#### Job
Reproduce the entire listing word for word.

#### Working data

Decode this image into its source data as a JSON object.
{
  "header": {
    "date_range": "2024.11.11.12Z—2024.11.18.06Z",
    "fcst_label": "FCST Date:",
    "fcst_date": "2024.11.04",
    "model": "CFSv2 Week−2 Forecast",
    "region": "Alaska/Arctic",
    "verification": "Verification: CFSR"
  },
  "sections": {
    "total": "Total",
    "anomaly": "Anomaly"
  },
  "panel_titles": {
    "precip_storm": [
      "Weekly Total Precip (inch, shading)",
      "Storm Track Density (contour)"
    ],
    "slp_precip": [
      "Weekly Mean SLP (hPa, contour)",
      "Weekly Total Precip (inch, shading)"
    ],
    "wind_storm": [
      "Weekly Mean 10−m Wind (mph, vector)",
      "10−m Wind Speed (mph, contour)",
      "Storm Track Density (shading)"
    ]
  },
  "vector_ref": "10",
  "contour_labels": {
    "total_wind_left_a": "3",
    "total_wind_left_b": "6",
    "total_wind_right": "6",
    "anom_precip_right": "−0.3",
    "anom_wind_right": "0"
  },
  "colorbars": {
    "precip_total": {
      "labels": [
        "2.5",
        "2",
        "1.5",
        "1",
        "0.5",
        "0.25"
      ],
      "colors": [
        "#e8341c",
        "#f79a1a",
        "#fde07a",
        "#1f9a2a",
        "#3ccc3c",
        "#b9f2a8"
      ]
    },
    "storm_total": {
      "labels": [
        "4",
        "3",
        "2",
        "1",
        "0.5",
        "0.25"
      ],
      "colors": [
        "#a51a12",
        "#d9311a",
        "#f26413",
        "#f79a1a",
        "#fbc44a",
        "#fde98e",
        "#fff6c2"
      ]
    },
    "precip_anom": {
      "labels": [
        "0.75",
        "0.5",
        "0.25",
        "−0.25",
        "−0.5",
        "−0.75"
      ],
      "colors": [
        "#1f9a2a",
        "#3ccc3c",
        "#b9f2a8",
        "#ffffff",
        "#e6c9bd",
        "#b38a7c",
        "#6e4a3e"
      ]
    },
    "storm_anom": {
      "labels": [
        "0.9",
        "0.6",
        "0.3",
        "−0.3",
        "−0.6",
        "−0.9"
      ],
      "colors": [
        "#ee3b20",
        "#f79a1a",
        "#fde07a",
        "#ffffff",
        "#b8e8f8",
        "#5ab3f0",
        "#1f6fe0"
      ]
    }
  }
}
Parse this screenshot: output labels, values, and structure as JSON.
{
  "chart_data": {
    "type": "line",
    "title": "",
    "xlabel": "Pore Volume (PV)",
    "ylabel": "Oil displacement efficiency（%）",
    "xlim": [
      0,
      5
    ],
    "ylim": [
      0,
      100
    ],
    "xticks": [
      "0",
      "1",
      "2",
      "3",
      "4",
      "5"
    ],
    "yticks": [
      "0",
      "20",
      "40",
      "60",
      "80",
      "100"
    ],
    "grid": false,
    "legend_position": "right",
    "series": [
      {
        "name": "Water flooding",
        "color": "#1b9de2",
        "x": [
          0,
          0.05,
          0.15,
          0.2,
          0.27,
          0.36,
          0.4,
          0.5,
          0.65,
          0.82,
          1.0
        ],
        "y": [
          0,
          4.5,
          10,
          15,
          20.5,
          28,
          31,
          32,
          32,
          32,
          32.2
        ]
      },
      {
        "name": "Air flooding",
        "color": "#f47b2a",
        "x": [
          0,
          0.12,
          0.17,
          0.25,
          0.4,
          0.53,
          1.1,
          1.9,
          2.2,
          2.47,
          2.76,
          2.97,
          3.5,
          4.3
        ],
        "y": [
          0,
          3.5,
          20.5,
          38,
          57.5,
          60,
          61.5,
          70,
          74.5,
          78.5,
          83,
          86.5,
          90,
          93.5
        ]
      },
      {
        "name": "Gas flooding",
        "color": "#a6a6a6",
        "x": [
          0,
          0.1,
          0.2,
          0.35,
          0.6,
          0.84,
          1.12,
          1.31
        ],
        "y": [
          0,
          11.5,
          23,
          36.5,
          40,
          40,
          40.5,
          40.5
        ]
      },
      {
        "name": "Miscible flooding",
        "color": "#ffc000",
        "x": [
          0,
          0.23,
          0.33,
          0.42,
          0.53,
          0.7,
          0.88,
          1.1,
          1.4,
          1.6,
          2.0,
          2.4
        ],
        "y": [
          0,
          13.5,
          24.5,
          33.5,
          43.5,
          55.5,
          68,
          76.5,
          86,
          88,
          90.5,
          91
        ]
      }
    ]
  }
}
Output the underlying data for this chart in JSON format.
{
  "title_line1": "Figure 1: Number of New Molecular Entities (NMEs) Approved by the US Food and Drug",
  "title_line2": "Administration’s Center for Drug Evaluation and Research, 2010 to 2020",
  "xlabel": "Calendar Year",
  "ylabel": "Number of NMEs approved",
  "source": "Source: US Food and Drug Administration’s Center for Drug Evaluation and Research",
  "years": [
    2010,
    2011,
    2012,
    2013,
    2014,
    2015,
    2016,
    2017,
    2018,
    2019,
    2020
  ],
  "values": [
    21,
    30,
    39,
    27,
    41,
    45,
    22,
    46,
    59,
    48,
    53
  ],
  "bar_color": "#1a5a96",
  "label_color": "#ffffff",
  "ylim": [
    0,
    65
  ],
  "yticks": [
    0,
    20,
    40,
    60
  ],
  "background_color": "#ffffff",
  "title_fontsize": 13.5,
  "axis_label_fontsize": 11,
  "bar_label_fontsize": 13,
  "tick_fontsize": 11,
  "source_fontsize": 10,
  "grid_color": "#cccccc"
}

#### Task response
Decode this image into its source data as a JSON object.
{
  "header": {
    "date_range": "2024.11.11.12Z—2024.11.18.06Z",
    "fcst_label": "FCST Date:",
    "fcst_date": "2024.11.04",
    "model": "CFSv2 Week−2 Forecast",
    "region": "Alaska/Arctic",
    "verification": "Verification: CFSR"
  },
  "sections": {
    "total": "Total",
    "anomaly": "Anomaly"
  },
  "panel_titles": {
    "precip_storm": [
      "Weekly Total Precip (inch, shading)",
      "Storm Track Density (contour)"
    ],
    "slp_precip": [
      "Weekly Mean SLP (hPa, contour)",
      "Weekly Total Precip (inch, shading)"
    ],
    "wind_storm": [
      "Weekly Mean 10−m Wind (mph, vector)",
      "10−m Wind Speed (mph, contour)",
      "Storm Track Density (shading)"
    ]
  },
  "vector_ref": "10",
  "contour_labels": {
    "total_wind_left_a": "3",
    "total_wind_left_b": "6",
    "total_wind_right": "6",
    "anom_precip_right": "−0.3",
    "anom_wind_right": "0"
  },
  "colorbars": {
    "precip_total": {
      "labels": [
        "2.5",
        "2",
        "1.5",
        "1",
        "0.5",
        "0.25"
      ],
      "colors": [
        "#e8341c",
        "#f79a1a",
        "#fde07a",
        "#1f9a2a",
        "#3ccc3c",
        "#b9f2a8"
      ]
    },
    "storm_total": {
      "labels": [
        "4",
        "3",
        "2",
        "1",
        "0.5",
        "0.25"
      ],
      "colors": [
        "#a51a12",
        "#d9311a",
        "#f26413",
        "#f79a1a",
        "#fbc44a",
        "#fde98e",
        "#fff6c2"
      ]
    },
    "precip_anom": {
      "labels": [
        "0.75",
        "0.5",
        "0.25",
        "−0.25",
        "−0.5",
        "−0.75"
      ],
      "colors": [
        "#1f9a2a",
        "#3ccc3c",
        "#b9f2a8",
        "#ffffff",
        "#e6c9bd",
        "#b38a7c",
        "#6e4a3e"
      ]
    },
    "storm_anom": {
      "labels": [
        "0.9",
        "0.6",
        "0.3",
        "−0.3",
        "−0.6",
        "−0.9"
      ],
      "colors": [
        "#ee3b20",
        "#f79a1a",
        "#fde07a",
        "#ffffff",
        "#b8e8f8",
        "#5ab3f0",
        "#1f6fe0"
      ]
    }
  }
}
Parse this screenshot: output labels, values, and structure as JSON.
{
  "chart_data": {
    "type": "line",
    "title": "",
    "xlabel": "Pore Volume (PV)",
    "ylabel": "Oil displacement efficiency（%）",
    "xlim": [
      0,
      5
    ],
    "ylim": [
      0,
      100
    ],
    "xticks": [
      "0",
      "1",
      "2",
      "3",
      "4",
      "5"
    ],
    "yticks": [
      "0",
      "20",
      "40",
      "60",
      "80",
      "100"
    ],
    "grid": false,
    "legend_position": "right",
    "series": [
      {
        "name": "Water flooding",
        "color": "#1b9de2",
        "x": [
          0,
          0.05,
          0.15,
          0.2,
          0.27,
          0.36,
          0.4,
          0.5,
          0.65,
          0.82,
          1.0
        ],
        "y": [
          0,
          4.5,
          10,
          15,
          20.5,
          28,
          31,
          32,
          32,
          32,
          32.2
        ]
      },
      {
        "name": "Air flooding",
        "color": "#f47b2a",
        "x": [
          0,
          0.12,
          0.17,
          0.25,
          0.4,
          0.53,
          1.1,
          1.9,
          2.2,
          2.47,
          2.76,
          2.97,
          3.5,
          4.3
        ],
        "y": [
          0,
          3.5,
          20.5,
          38,
          57.5,
          60,
          61.5,
          70,
          74.5,
          78.5,
          83,
          86.5,
          90,
          93.5
        ]
      },
      {
        "name": "Gas flooding",
        "color": "#a6a6a6",
        "x": [
          0,
          0.1,
          0.2,
          0.35,
          0.6,
          0.84,
          1.12,
          1.31
        ],
        "y": [
          0,
          11.5,
          23,
          36.5,
          40,
          40,
          40.5,
          40.5
        ]
      },
      {
        "name": "Miscible flooding",
        "color": "#ffc000",
        "x": [
          0,
          0.23,
          0.33,
          0.42,
          0.53,
          0.7,
          0.88,
          1.1,
          1.4,
          1.6,
          2.0,
          2.4
        ],
        "y": [
          0,
          13.5,
          24.5,
          33.5,
          43.5,
          55.5,
          68,
          76.5,
          86,
          88,
          90.5,
          91
        ]
      }
    ]
  }
}
Output the underlying data for this chart in JSON format.
{
  "title_line1": "Figure 1: Number of New Molecular Entities (NMEs) Approved by the US Food and Drug",
  "title_line2": "Administration’s Center for Drug Evaluation and Research, 2010 to 2020",
  "xlabel": "Calendar Year",
  "ylabel": "Number of NMEs approved",
  "source": "Source: US Food and Drug Administration’s Center for Drug Evaluation and Research",
  "years": [
    2010,
    2011,
    2012,
    2013,
    2014,
    2015,
    2016,
    2017,
    2018,
    2019,
    2020
  ],
  "values": [
    21,
    30,
    39,
    27,
    41,
    45,
    22,
    46,
    59,
    48,
    53
  ],
  "bar_color": "#1a5a96",
  "label_color": "#ffffff",
  "ylim": [
    0,
    65
  ],
  "yticks": [
    0,
    20,
    40,
    60
  ],
  "background_color": "#ffffff",
  "title_fontsize": 13.5,
  "axis_label_fontsize": 11,
  "bar_label_fontsize": 13,
  "tick_fontsize": 11,
  "source_fontsize": 10,
  "grid_color": "#cccccc"
}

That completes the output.